* Begin EXTRACTED ENTRIES *

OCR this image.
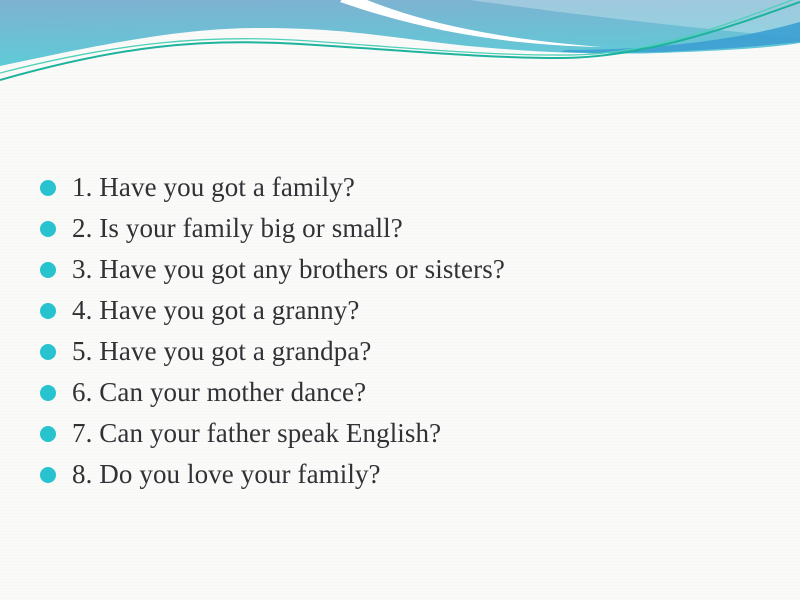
1. Have you got a family?
2. Is your family big or small?
3. Have you got any brothers or sisters?
4. Have you got a granny?
5. Have you got a grandpa?
6. Can your mother dance?
7. Can your father speak English?
8. Do you love your family?
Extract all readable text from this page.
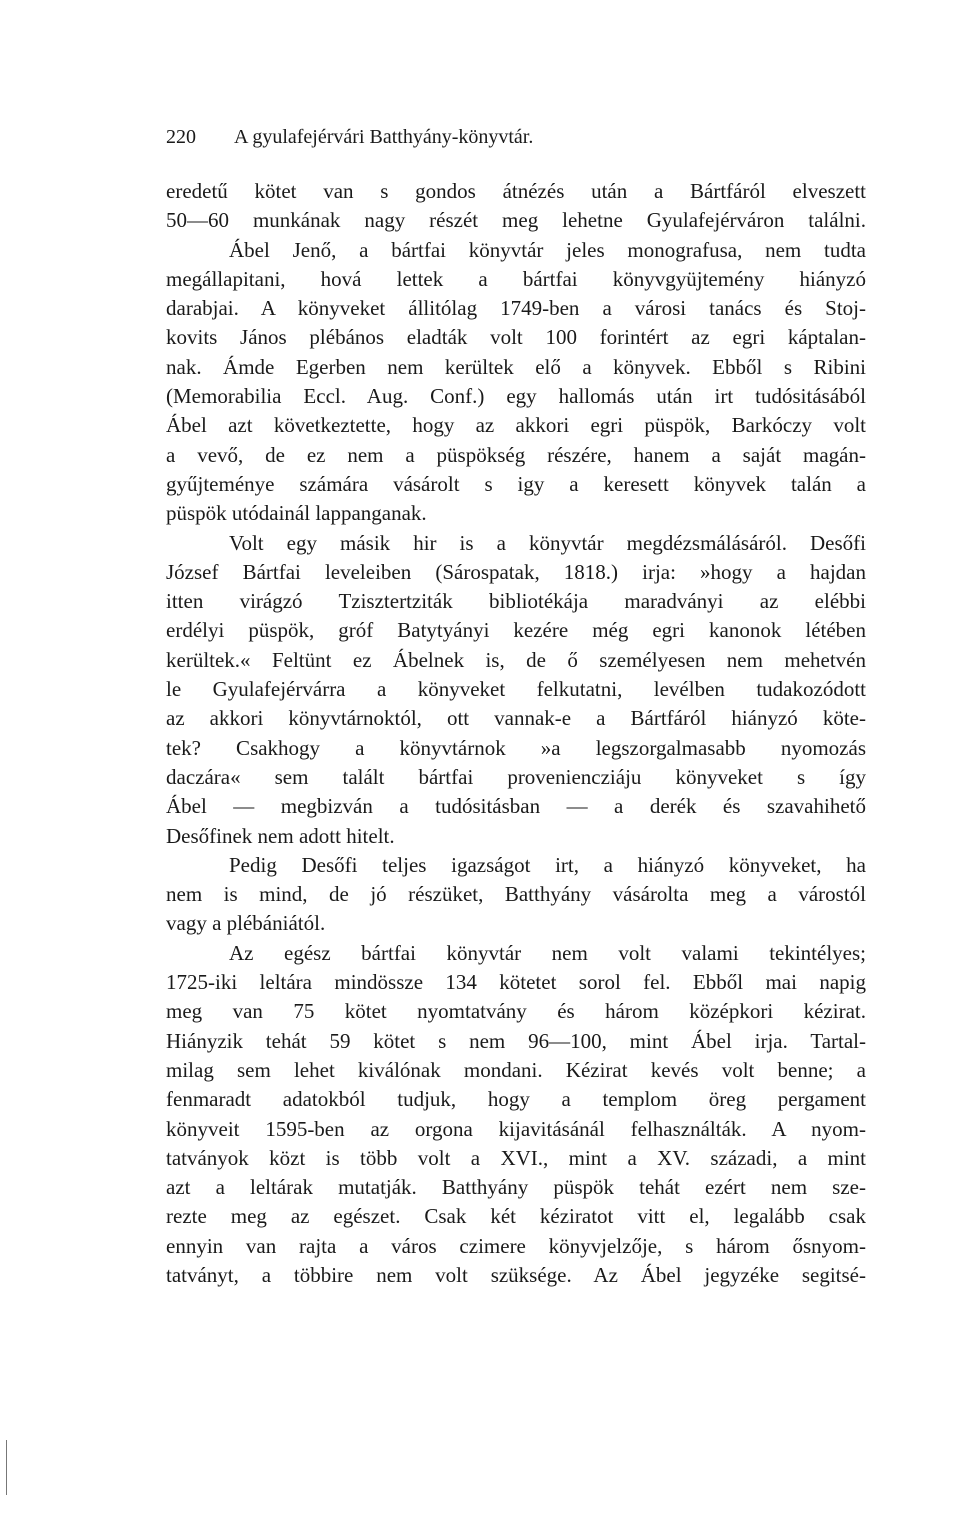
220 A gyulafejérvári Batthyány-könyvtár.
eredetű kötet van s gondos átnézés után a Bártfáról elveszett
50—60 munkának nagy részét meg lehetne Gyulafejérváron találni.
Ábel Jenő, a bártfai könyvtár jeles monografusa, nem tudta
megállapitani, hová lettek a bártfai könyvgyüjtemény hiányzó
darabjai. A könyveket állitólag 1749-ben a városi tanács és Stoj-
kovits János plébános eladták volt 100 forintért az egri káptalan-
nak. Ámde Egerben nem kerültek elő a könyvek. Ebből s Ribini
(Memorabilia Eccl. Aug. Conf.) egy hallomás után irt tudósitásából
Ábel azt következtette, hogy az akkori egri püspök, Barkóczy volt
a vevő, de ez nem a püspökség részére, hanem a saját magán-
gyűjteménye számára vásárolt s igy a keresett könyvek talán a
püspök utódainál lappanganak.
Volt egy másik hir is a könyvtár megdézsmálásáról. Desőfi
József Bártfai leveleiben (Sárospatak, 1818.) irja: »hogy a hajdan
itten virágzó Tzisztertziták bibliotékája maradványi az elébbi
erdélyi püspök, gróf Batytyányi kezére még egri kanonok létében
kerültek.« Feltünt ez Ábelnek is, de ő személyesen nem mehetvén
le Gyulafejérvárra a könyveket felkutatni, levélben tudakozódott
az akkori könyvtárnoktól, ott vannak-e a Bártfáról hiányzó köte-
tek? Csakhogy a könyvtárnok »a legszorgalmasabb nyomozás
daczára« sem talált bártfai proveniencziáju könyveket s így
Ábel — megbizván a tudósitásban — a derék és szavahihető
Desőfinek nem adott hitelt.
Pedig Desőfi teljes igazságot irt, a hiányzó könyveket, ha
nem is mind, de jó részüket, Batthyány vásárolta meg a várostól
vagy a plébániától.
Az egész bártfai könyvtár nem volt valami tekintélyes;
1725-iki leltára mindössze 134 kötetet sorol fel. Ebből mai napig
meg van 75 kötet nyomtatvány és három középkori kézirat.
Hiányzik tehát 59 kötet s nem 96—100, mint Ábel irja. Tartal-
milag sem lehet kiválónak mondani. Kézirat kevés volt benne; a
fenmaradt adatokból tudjuk, hogy a templom öreg pergament
könyveit 1595-ben az orgona kijavitásánál felhasználták. A nyom-
tatványok közt is több volt a XVI., mint a XV. századi, a mint
azt a leltárak mutatják. Batthyány püspök tehát ezért nem sze-
rezte meg az egészet. Csak két kéziratot vitt el, legalább csak
ennyin van rajta a város czimere könyvjelzője, s három ősnyom-
tatványt, a többire nem volt szüksége. Az Ábel jegyzéke segitsé-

* End EXTRACTED ENTRIES *

GIVEN INSTRUCTION »
Determine how many lines in the records contain "this", and reply with the number only.

SOLUTION TO THE EXERCISE »
2